_Stated exercise_
Set down each entry exactly as given; pictures should not appear in the copy.
--- Start ---
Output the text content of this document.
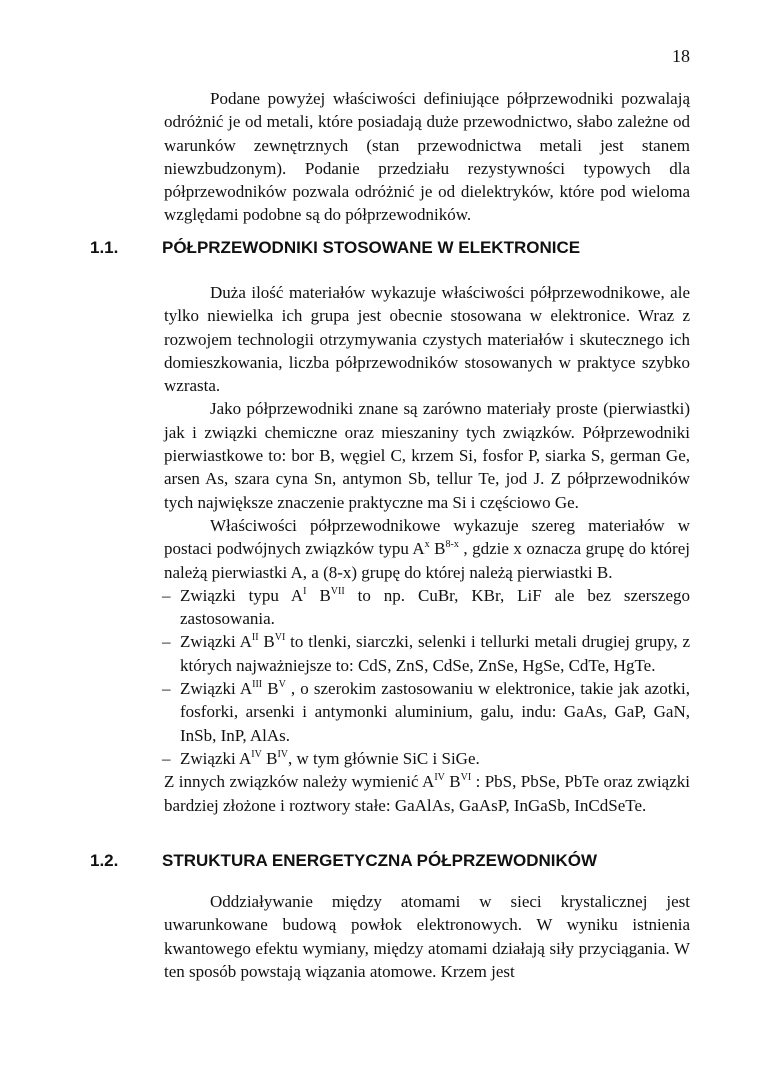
18

Podane powyżej właściwości definiujące półprzewodniki pozwalają odróżnić je od metali, które posiadają duże przewodnictwo, słabo zależne od warunków zewnętrznych (stan przewodnictwa metali jest stanem niewzbudzonym). Podanie przedziału rezystywności typowych dla półprzewodników pozwala odróżnić je od dielektryków, które pod wieloma względami podobne są do półprzewodników.

1.1.	PÓŁPRZEWODNIKI STOSOWANE W ELEKTRONICE

Duża ilość materiałów wykazuje właściwości półprzewodnikowe, ale tylko niewielka ich grupa jest obecnie stosowana w elektronice. Wraz z rozwojem technologii otrzymywania czystych materiałów i skutecznego ich domieszkowania, liczba półprzewodników stosowanych w praktyce szybko wzrasta.

Jako półprzewodniki znane są zarówno materiały proste (pierwiastki) jak i związki chemiczne oraz mieszaniny tych związków. Półprzewodniki pierwiastkowe to: bor B, węgiel C, krzem Si, fosfor P, siarka S, german Ge, arsen As, szara cyna Sn, antymon Sb, tellur Te, jod J. Z półprzewodników tych największe znaczenie praktyczne ma Si i częściowo Ge.

Właściwości półprzewodnikowe wykazuje szereg materiałów w postaci podwójnych związków typu $A^x$ $B^{8-x}$ , gdzie x oznacza grupę do której należą pierwiastki A, a (8-x) grupę do której należą pierwiastki B.

– Związki typu $A^I$ $B^{VII}$ to np. CuBr, KBr, LiF ale bez szerszego zastosowania.
– Związki $A^{II}$ $B^{VI}$ to tlenki, siarczki, selenki i tellurki metali drugiej grupy, z których najważniejsze to: CdS, ZnS, CdSe, ZnSe, HgSe, CdTe, HgTe.
– Związki $A^{III}$ $B^V$ , o szerokim zastosowaniu w elektronice, takie jak azotki, fosforki, arsenki i antymonki aluminium, galu, indu: GaAs, GaP, GaN, InSb, InP, AlAs.
– Związki $A^{IV}$ $B^{IV}$, w tym głównie SiC i SiGe.

Z innych związków należy wymienić $A^{IV}$ $B^{VI}$ : PbS, PbSe, PbTe oraz związki bardziej złożone i roztwory stałe: GaAlAs, GaAsP, InGaSb, InCdSeTe.

1.2.	STRUKTURA ENERGETYCZNA PÓŁPRZEWODNIKÓW

Oddziaływanie między atomami w sieci krystalicznej jest uwarunkowane budową powłok elektronowych. W wyniku istnienia kwantowego efektu wymiany, między atomami działają siły przyciągania. W ten sposób powstają wiązania atomowe. Krzem jest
--- End ---
_Result of the task_
Output the text content of this document.
18

Podane powyżej właściwości definiujące półprzewodniki pozwalają odróżnić je od metali, które posiadają duże przewodnictwo, słabo zależne od warunków zewnętrznych (stan przewodnictwa metali jest stanem niewzbudzonym). Podanie przedziału rezystywności typowych dla półprzewodników pozwala odróżnić je od dielektryków, które pod wieloma względami podobne są do półprzewodników.

1.1.	PÓŁPRZEWODNIKI STOSOWANE W ELEKTRONICE

Duża ilość materiałów wykazuje właściwości półprzewodnikowe, ale tylko niewielka ich grupa jest obecnie stosowana w elektronice. Wraz z rozwojem technologii otrzymywania czystych materiałów i skutecznego ich domieszkowania, liczba półprzewodników stosowanych w praktyce szybko wzrasta.

Jako półprzewodniki znane są zarówno materiały proste (pierwiastki) jak i związki chemiczne oraz mieszaniny tych związków. Półprzewodniki pierwiastkowe to: bor B, węgiel C, krzem Si, fosfor P, siarka S, german Ge, arsen As, szara cyna Sn, antymon Sb, tellur Te, jod J. Z półprzewodników tych największe znaczenie praktyczne ma Si i częściowo Ge.

Właściwości półprzewodnikowe wykazuje szereg materiałów w postaci podwójnych związków typu $A^x$ $B^{8-x}$ , gdzie x oznacza grupę do której należą pierwiastki A, a (8-x) grupę do której należą pierwiastki B.

– Związki typu $A^I$ $B^{VII}$ to np. CuBr, KBr, LiF ale bez szerszego zastosowania.
– Związki $A^{II}$ $B^{VI}$ to tlenki, siarczki, selenki i tellurki metali drugiej grupy, z których najważniejsze to: CdS, ZnS, CdSe, ZnSe, HgSe, CdTe, HgTe.
– Związki $A^{III}$ $B^V$ , o szerokim zastosowaniu w elektronice, takie jak azotki, fosforki, arsenki i antymonki aluminium, galu, indu: GaAs, GaP, GaN, InSb, InP, AlAs.
– Związki $A^{IV}$ $B^{IV}$, w tym głównie SiC i SiGe.

Z innych związków należy wymienić $A^{IV}$ $B^{VI}$ : PbS, PbSe, PbTe oraz związki bardziej złożone i roztwory stałe: GaAlAs, GaAsP, InGaSb, InCdSeTe.

1.2.	STRUKTURA ENERGETYCZNA PÓŁPRZEWODNIKÓW

Oddziaływanie między atomami w sieci krystalicznej jest uwarunkowane budową powłok elektronowych. W wyniku istnienia kwantowego efektu wymiany, między atomami działają siły przyciągania. W ten sposób powstają wiązania atomowe. Krzem jest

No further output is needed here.